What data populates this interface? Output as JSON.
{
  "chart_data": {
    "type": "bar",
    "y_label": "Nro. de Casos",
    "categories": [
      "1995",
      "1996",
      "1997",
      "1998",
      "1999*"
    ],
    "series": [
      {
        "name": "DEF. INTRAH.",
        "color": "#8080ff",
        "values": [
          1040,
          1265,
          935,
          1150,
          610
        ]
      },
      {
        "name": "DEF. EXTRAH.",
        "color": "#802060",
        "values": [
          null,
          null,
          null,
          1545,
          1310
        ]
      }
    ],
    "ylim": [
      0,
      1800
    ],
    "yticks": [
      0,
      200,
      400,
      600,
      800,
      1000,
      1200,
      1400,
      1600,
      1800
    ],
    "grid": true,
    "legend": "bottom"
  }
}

++++++++

▶ _Set problem_:
Please output every record, keeping each line exact.

▶ _Reply_:
What data populates this interface? Output as JSON.
{
  "chart_data": {
    "type": "bar",
    "y_label": "Nro. de Casos",
    "categories": [
      "1995",
      "1996",
      "1997",
      "1998",
      "1999*"
    ],
    "series": [
      {
        "name": "DEF. INTRAH.",
        "color": "#8080ff",
        "values": [
          1040,
          1265,
          935,
          1150,
          610
        ]
      },
      {
        "name": "DEF. EXTRAH.",
        "color": "#802060",
        "values": [
          null,
          null,
          null,
          1545,
          1310
        ]
      }
    ],
    "ylim": [
      0,
      1800
    ],
    "yticks": [
      0,
      200,
      400,
      600,
      800,
      1000,
      1200,
      1400,
      1600,
      1800
    ],
    "grid": true,
    "legend": "bottom"
  }
}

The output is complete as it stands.